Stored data
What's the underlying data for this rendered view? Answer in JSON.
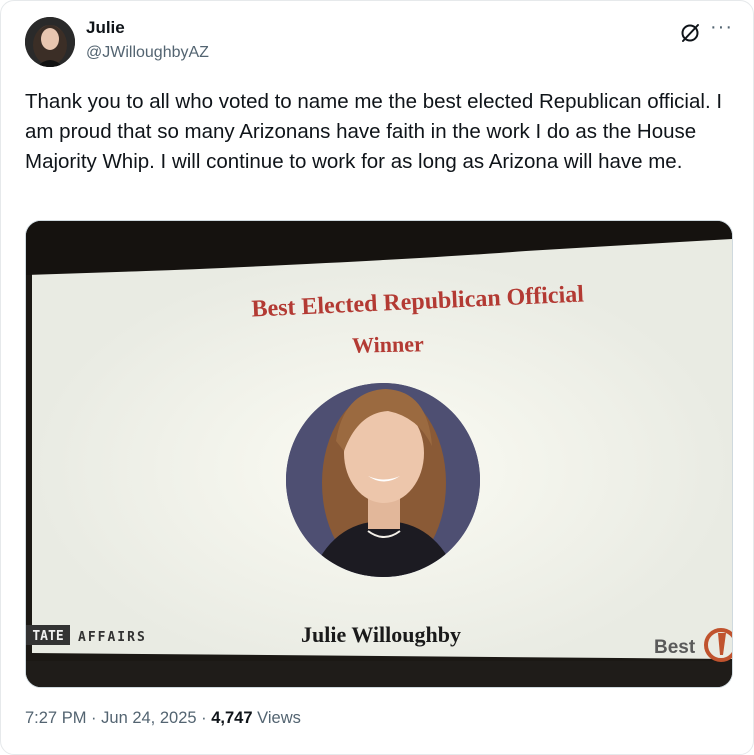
{
  "author": {
    "name": "Julie",
    "handle": "@JWilloughbyAZ"
  },
  "header_icons": [
    "grok-icon",
    "more-options-icon"
  ],
  "more_label": "···",
  "tweet": {
    "text": "Thank you to all who voted to name me the best elected Republican official. I am proud that so many Arizonans have faith in the work I do as the House Majority Whip. I will continue to work for as long as Arizona will have me."
  },
  "media": {
    "slide_title": "Best Elected Republican Official",
    "slide_subtitle": "Winner",
    "winner_name": "Julie Willoughby",
    "left_logo": "TATE",
    "left_logo_suffix": "AFFAIRS",
    "right_logo": "Best",
    "title_color": "#b33a33"
  },
  "meta": {
    "time": "7:27 PM",
    "sep1": "·",
    "date": "Jun 24, 2025",
    "sep2": "·",
    "views_count": "4,747",
    "views_label": "Views"
  }
}
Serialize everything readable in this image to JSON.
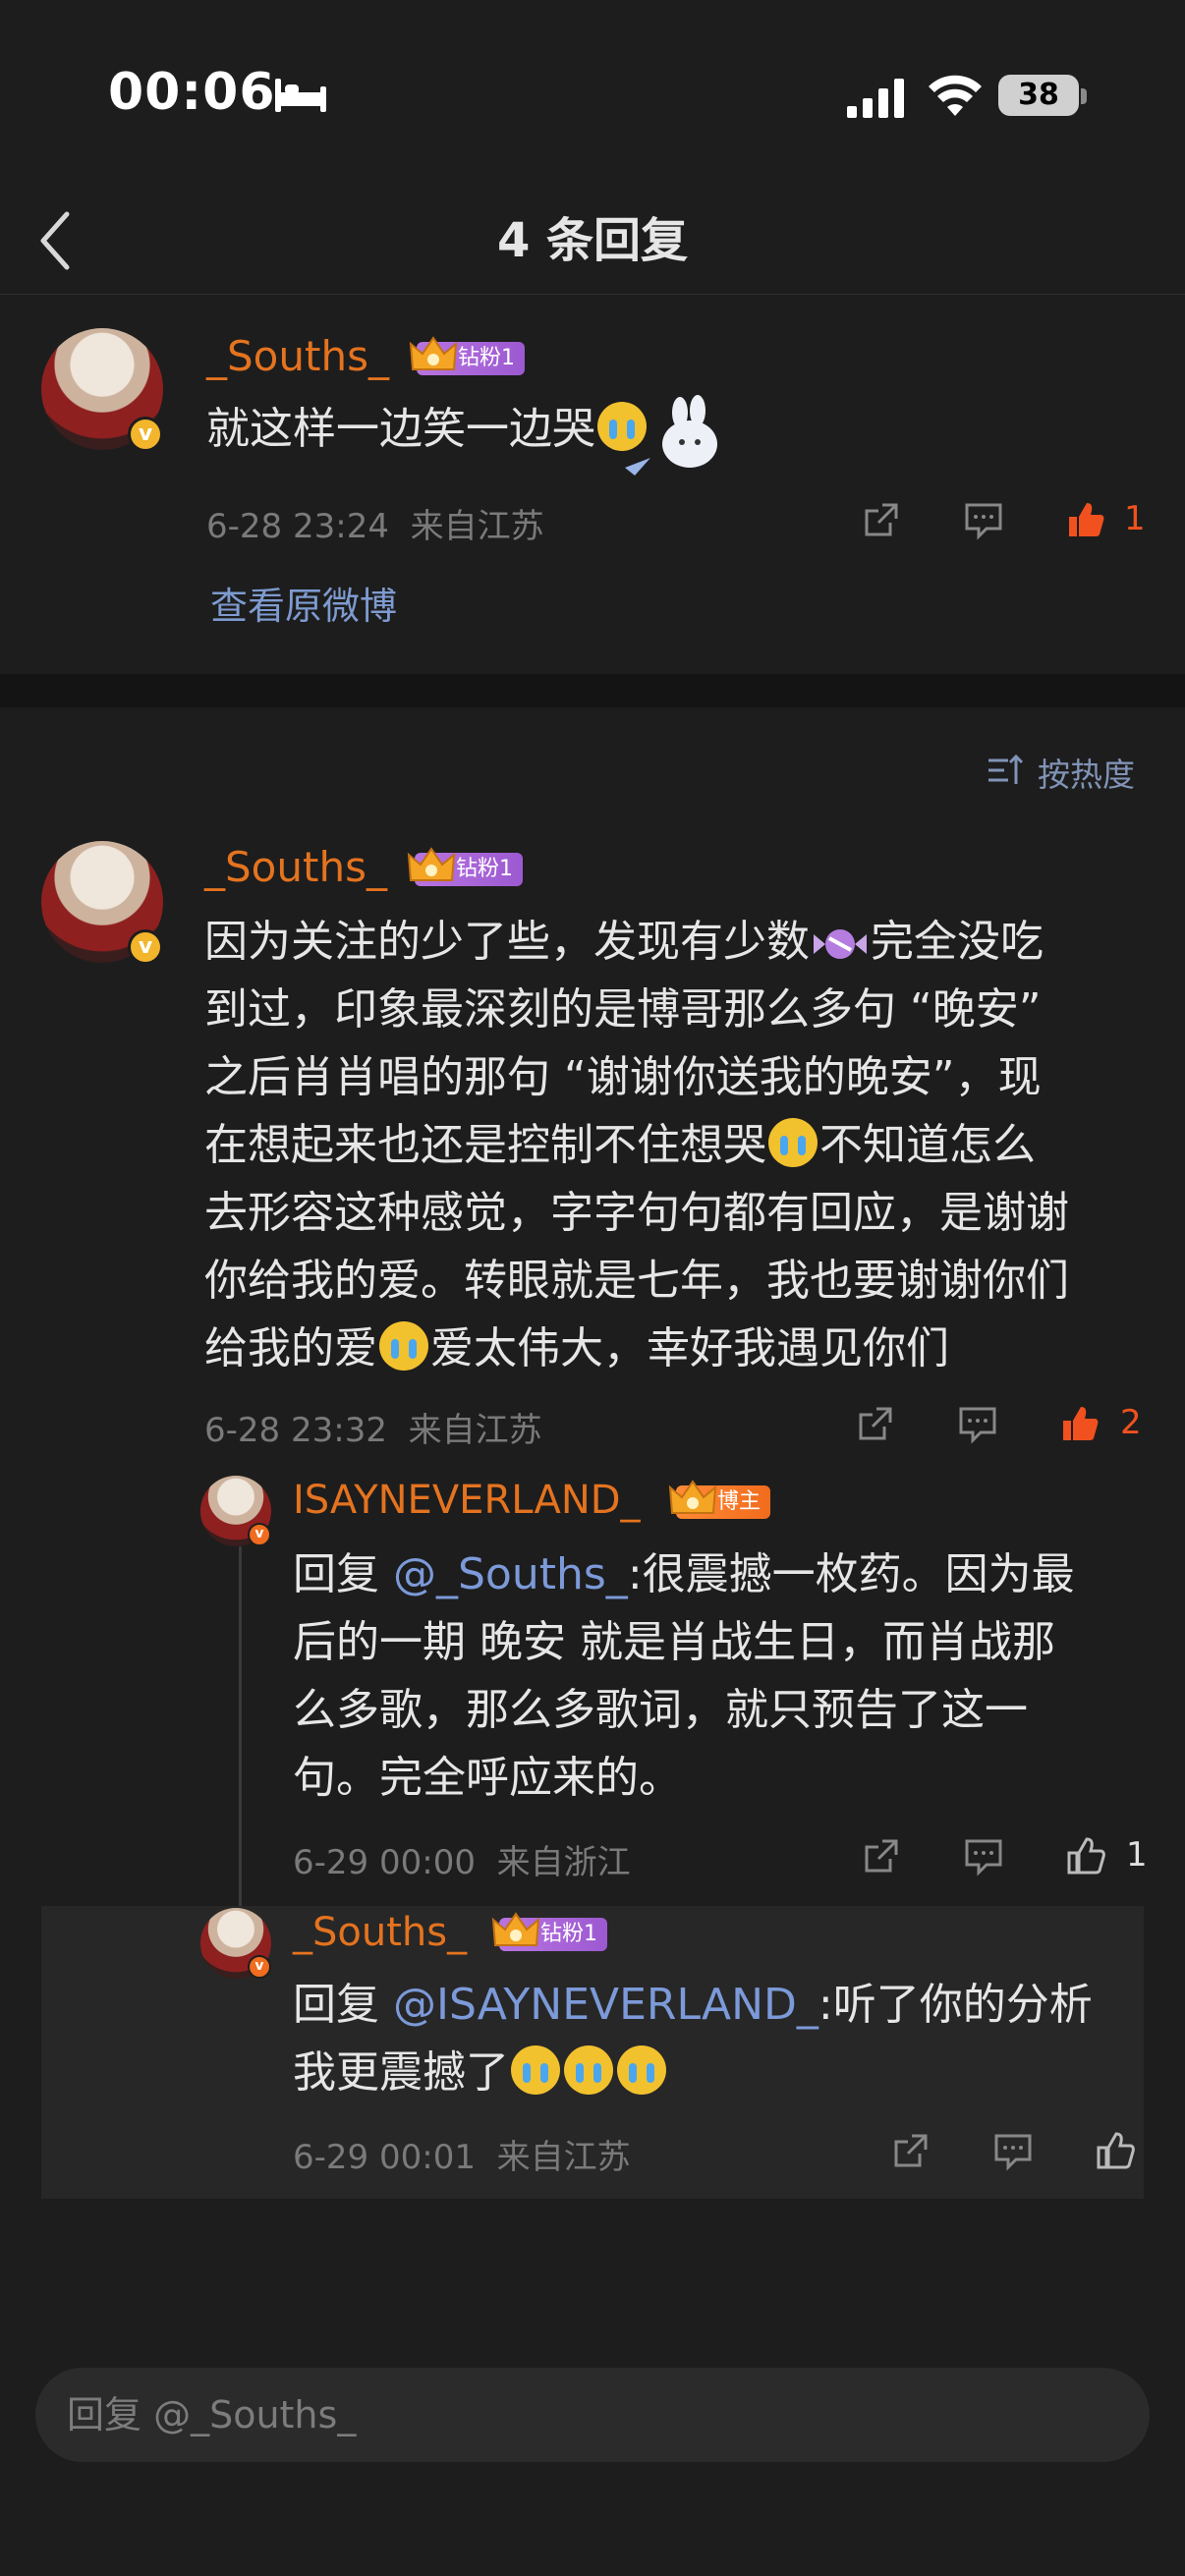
{
  "status": {
    "time": "00:06",
    "battery": "38"
  },
  "nav": {
    "title": "4 条回复"
  },
  "original": {
    "username": "_Souths_",
    "badge": "钻粉1",
    "text": "就这样一边笑一边哭",
    "date": "6-28 23:24",
    "location": "来自江苏",
    "likes": "1",
    "view_original": "查看原微博"
  },
  "sort": {
    "label": "按热度"
  },
  "comment": {
    "username": "_Souths_",
    "badge": "钻粉1",
    "lines": [
      "因为关注的少了些，发现有少数",
      "完全没吃",
      "到过，印象最深刻的是博哥那么多句 “晚安”",
      "之后肖肖唱的那句 “谢谢你送我的晚安”，现",
      "在想起来也还是控制不住想哭",
      "不知道怎么",
      "去形容这种感觉，字字句句都有回应，是谢谢",
      "你给我的爱。转眼就是七年，我也要谢谢你们",
      "给我的爱",
      "爱太伟大，幸好我遇见你们"
    ],
    "date": "6-28 23:32",
    "location": "来自江苏",
    "likes": "2"
  },
  "replies": [
    {
      "username": "ISAYNEVERLAND_",
      "badge": "博主",
      "prefix": "回复 ",
      "mention": "@_Souths_",
      "lines": [
        ":很震撼一枚药。因为最",
        "后的一期 晚安 就是肖战生日，而肖战那",
        "么多歌，那么多歌词，就只预告了这一",
        "句。完全呼应来的。"
      ],
      "date": "6-29 00:00",
      "location": "来自浙江",
      "likes": "1"
    },
    {
      "username": "_Souths_",
      "badge": "钻粉1",
      "prefix": "回复 ",
      "mention": "@ISAYNEVERLAND_",
      "lines": [
        ":听了你的分析",
        "我更震撼了"
      ],
      "date": "6-29 00:01",
      "location": "来自江苏"
    }
  ],
  "reply_input": {
    "placeholder": "回复 @_Souths_"
  },
  "colors": {
    "accent_orange": "#e4731f",
    "like_red": "#f0511e",
    "mention_blue": "#7c9ad9",
    "background": "#1d1d1d"
  },
  "icons": [
    "back-icon",
    "share-icon",
    "comment-icon",
    "like-icon",
    "sort-icon",
    "crown-icon",
    "cry-emoji",
    "candy-emoji"
  ]
}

_STATED GOAL_
All the lines above are to be reproduced exactly, except the pictures.

_PROBLEM SOLUTION_
What's the underlying data for this rendered view? Answer in JSON.
{
  "author": {
    "name": "Julie",
    "handle": "@JWilloughbyAZ"
  },
  "header_icons": [
    "grok-icon",
    "more-options-icon"
  ],
  "more_label": "···",
  "tweet": {
    "text": "Thank you to all who voted to name me the best elected Republican official. I am proud that so many Arizonans have faith in the work I do as the House Majority Whip. I will continue to work for as long as Arizona will have me."
  },
  "media": {
    "slide_title": "Best Elected Republican Official",
    "slide_subtitle": "Winner",
    "winner_name": "Julie Willoughby",
    "left_logo": "TATE",
    "left_logo_suffix": "AFFAIRS",
    "right_logo": "Best",
    "title_color": "#b33a33"
  },
  "meta": {
    "time": "7:27 PM",
    "sep1": "·",
    "date": "Jun 24, 2025",
    "sep2": "·",
    "views_count": "4,747",
    "views_label": "Views"
  }
}
Serialize everything readable in this image to JSON.
{
  "status": {
    "time": "00:06",
    "battery": "38"
  },
  "nav": {
    "title": "4 条回复"
  },
  "original": {
    "username": "_Souths_",
    "badge": "钻粉1",
    "text": "就这样一边笑一边哭",
    "date": "6-28 23:24",
    "location": "来自江苏",
    "likes": "1",
    "view_original": "查看原微博"
  },
  "sort": {
    "label": "按热度"
  },
  "comment": {
    "username": "_Souths_",
    "badge": "钻粉1",
    "lines": [
      "因为关注的少了些，发现有少数",
      "完全没吃",
      "到过，印象最深刻的是博哥那么多句 “晚安”",
      "之后肖肖唱的那句 “谢谢你送我的晚安”，现",
      "在想起来也还是控制不住想哭",
      "不知道怎么",
      "去形容这种感觉，字字句句都有回应，是谢谢",
      "你给我的爱。转眼就是七年，我也要谢谢你们",
      "给我的爱",
      "爱太伟大，幸好我遇见你们"
    ],
    "date": "6-28 23:32",
    "location": "来自江苏",
    "likes": "2"
  },
  "replies": [
    {
      "username": "ISAYNEVERLAND_",
      "badge": "博主",
      "prefix": "回复 ",
      "mention": "@_Souths_",
      "lines": [
        ":很震撼一枚药。因为最",
        "后的一期 晚安 就是肖战生日，而肖战那",
        "么多歌，那么多歌词，就只预告了这一",
        "句。完全呼应来的。"
      ],
      "date": "6-29 00:00",
      "location": "来自浙江",
      "likes": "1"
    },
    {
      "username": "_Souths_",
      "badge": "钻粉1",
      "prefix": "回复 ",
      "mention": "@ISAYNEVERLAND_",
      "lines": [
        ":听了你的分析",
        "我更震撼了"
      ],
      "date": "6-29 00:01",
      "location": "来自江苏"
    }
  ],
  "reply_input": {
    "placeholder": "回复 @_Souths_"
  },
  "colors": {
    "accent_orange": "#e4731f",
    "like_red": "#f0511e",
    "mention_blue": "#7c9ad9",
    "background": "#1d1d1d"
  },
  "icons": [
    "back-icon",
    "share-icon",
    "comment-icon",
    "like-icon",
    "sort-icon",
    "crown-icon",
    "cry-emoji",
    "candy-emoji"
  ]
}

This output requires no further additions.